• WHAT YOU HAVE TO DO
Find every line with the word "Правительства". Copy those lines.

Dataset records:
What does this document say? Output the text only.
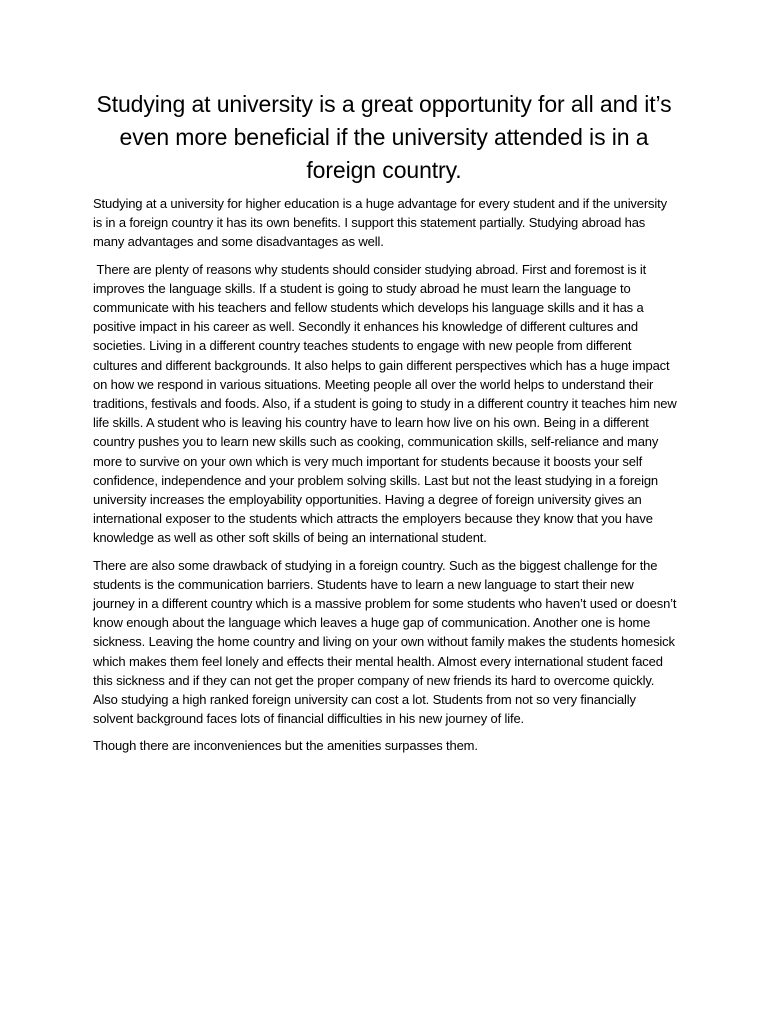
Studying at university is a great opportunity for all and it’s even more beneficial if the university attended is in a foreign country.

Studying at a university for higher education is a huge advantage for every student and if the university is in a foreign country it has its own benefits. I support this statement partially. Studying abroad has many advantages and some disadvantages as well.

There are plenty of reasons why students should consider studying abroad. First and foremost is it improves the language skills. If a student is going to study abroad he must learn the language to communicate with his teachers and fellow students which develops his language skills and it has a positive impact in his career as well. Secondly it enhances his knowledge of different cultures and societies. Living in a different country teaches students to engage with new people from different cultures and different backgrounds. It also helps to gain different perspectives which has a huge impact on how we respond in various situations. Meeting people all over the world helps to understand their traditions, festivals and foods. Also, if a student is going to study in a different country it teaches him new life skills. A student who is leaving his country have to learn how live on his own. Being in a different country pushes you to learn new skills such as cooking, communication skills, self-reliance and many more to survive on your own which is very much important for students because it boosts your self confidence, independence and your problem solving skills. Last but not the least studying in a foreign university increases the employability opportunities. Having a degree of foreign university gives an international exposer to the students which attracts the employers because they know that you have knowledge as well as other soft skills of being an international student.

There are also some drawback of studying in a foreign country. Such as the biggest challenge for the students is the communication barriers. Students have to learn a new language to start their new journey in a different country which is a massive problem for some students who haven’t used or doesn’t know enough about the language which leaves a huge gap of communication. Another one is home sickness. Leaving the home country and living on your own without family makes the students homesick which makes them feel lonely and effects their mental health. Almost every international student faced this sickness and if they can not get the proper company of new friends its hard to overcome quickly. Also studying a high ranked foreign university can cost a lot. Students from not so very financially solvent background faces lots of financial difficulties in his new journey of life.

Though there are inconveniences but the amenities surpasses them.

---

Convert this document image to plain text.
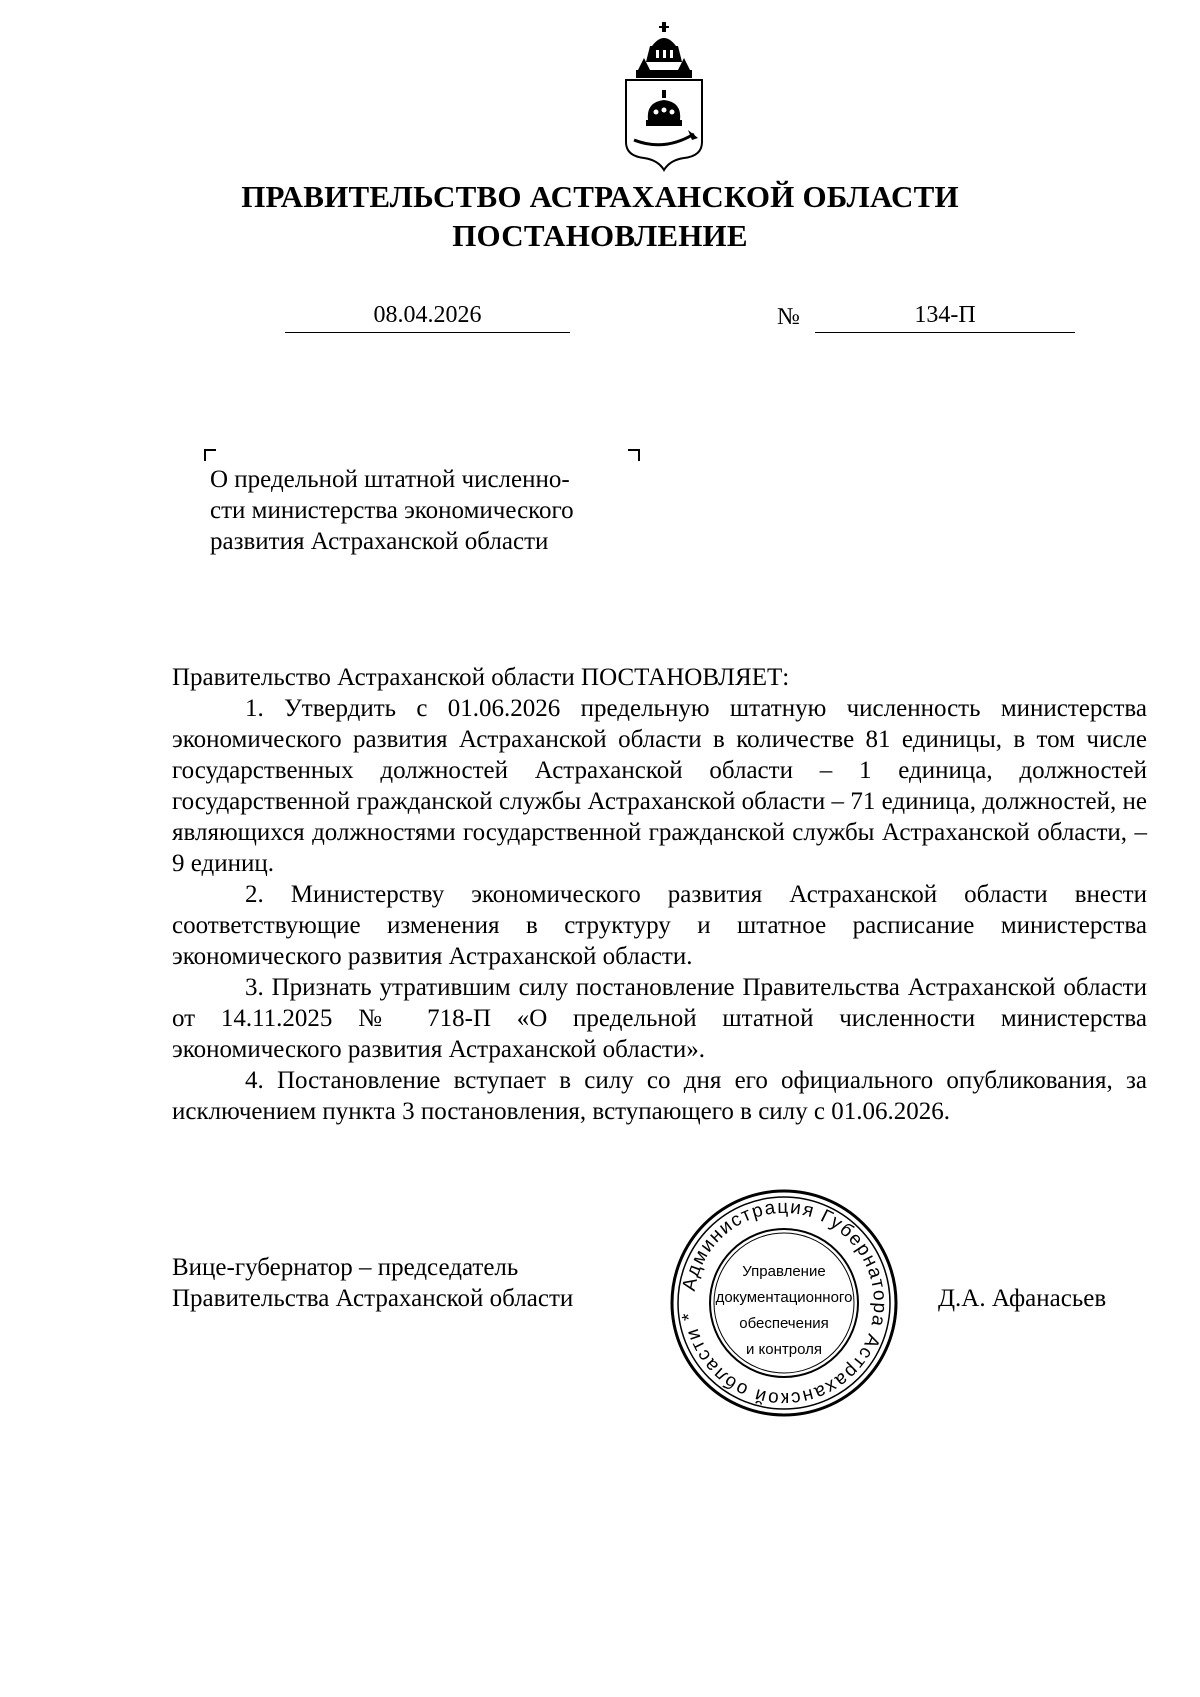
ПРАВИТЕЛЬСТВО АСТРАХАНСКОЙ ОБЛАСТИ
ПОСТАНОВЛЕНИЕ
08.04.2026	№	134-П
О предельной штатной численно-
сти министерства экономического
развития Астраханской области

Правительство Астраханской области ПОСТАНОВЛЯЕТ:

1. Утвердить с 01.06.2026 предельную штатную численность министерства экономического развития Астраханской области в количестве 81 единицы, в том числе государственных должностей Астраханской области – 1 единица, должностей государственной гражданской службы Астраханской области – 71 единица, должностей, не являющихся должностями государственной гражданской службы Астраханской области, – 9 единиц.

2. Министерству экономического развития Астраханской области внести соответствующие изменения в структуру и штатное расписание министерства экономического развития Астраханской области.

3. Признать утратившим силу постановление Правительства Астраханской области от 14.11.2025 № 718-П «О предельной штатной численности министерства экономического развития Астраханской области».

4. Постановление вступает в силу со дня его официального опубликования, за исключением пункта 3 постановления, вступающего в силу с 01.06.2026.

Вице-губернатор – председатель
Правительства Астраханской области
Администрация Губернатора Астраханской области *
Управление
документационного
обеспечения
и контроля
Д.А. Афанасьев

• TASK RESPONSE
3. Признать утратившим силу постановление Правительства Астраханской области от 14.11.2025 № 718-П «О предельной штатной численности министерства экономического развития Астраханской области».
Правительства Астраханской области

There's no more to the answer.